[Labeled box records]
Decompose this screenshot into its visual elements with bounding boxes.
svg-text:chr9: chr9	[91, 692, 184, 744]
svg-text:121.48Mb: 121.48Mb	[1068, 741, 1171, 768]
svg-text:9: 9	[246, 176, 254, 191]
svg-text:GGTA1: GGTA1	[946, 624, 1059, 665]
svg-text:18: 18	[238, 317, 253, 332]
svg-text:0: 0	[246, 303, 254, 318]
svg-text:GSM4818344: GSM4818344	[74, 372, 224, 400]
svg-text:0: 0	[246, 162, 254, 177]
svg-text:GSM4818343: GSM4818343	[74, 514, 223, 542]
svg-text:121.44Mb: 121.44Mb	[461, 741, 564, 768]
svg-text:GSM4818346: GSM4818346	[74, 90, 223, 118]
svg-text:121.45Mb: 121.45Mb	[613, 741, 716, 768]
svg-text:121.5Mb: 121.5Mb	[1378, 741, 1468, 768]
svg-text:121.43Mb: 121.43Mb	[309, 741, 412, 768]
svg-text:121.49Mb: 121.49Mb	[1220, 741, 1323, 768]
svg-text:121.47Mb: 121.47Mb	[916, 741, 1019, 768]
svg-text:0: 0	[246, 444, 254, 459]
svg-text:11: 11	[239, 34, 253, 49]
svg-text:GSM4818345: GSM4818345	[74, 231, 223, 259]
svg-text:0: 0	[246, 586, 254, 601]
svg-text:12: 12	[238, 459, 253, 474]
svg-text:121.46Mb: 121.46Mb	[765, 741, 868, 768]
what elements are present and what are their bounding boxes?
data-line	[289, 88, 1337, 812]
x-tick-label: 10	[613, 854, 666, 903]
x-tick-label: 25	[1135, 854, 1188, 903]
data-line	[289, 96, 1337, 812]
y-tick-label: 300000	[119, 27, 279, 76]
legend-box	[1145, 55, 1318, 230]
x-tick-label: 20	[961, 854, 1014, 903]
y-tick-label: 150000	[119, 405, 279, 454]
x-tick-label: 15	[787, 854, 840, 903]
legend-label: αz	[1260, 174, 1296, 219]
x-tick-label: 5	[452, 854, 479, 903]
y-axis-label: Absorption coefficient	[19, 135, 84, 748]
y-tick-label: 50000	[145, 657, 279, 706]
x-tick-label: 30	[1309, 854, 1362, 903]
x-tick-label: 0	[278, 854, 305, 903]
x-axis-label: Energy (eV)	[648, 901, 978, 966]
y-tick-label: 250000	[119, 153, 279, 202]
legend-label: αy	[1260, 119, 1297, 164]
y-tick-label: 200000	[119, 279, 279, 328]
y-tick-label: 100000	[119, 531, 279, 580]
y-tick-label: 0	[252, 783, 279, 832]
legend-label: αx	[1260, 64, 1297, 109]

--

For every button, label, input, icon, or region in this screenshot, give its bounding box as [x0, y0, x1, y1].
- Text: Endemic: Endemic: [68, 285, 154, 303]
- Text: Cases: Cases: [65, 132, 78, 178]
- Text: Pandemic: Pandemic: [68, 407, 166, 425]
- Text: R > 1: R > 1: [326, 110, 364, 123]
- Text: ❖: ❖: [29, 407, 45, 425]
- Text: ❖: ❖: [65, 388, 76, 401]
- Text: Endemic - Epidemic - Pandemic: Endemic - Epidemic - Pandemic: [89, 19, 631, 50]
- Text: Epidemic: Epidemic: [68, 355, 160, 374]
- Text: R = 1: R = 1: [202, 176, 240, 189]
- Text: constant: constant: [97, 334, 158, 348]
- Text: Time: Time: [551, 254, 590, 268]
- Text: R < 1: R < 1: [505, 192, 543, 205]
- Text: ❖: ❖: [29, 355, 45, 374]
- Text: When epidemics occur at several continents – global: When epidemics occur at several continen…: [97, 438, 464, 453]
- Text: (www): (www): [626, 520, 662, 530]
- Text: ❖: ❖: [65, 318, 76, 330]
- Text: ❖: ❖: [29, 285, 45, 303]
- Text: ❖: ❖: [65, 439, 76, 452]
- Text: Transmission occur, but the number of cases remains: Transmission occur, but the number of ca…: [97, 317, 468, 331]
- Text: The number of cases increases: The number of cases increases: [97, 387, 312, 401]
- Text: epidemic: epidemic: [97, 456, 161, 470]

WORK REQUIRED
Rewrite the material from the line containing "For every button, label, input, icon, or" through the line containing "- Text: Endemic - Epidemic", replacing every "Pandemic" with "Outbreak" and leaving everything else unchanged. Give only those lines.

FULL SOLUTION
For every button, label, input, icon, or region in this screenshot, give its bounding box as [x0, y0, x1, y1].
- Text: Endemic: Endemic: [68, 285, 154, 303]
- Text: Cases: Cases: [65, 132, 78, 178]
- Text: Outbreak: Outbreak: [68, 407, 166, 425]
- Text: R > 1: R > 1: [326, 110, 364, 123]
- Text: ❖: ❖: [29, 407, 45, 425]
- Text: ❖: ❖: [65, 388, 76, 401]
- Text: Endemic - Epidemic - Outbreak: Endemic - Epidemic - Outbreak: [89, 19, 631, 50]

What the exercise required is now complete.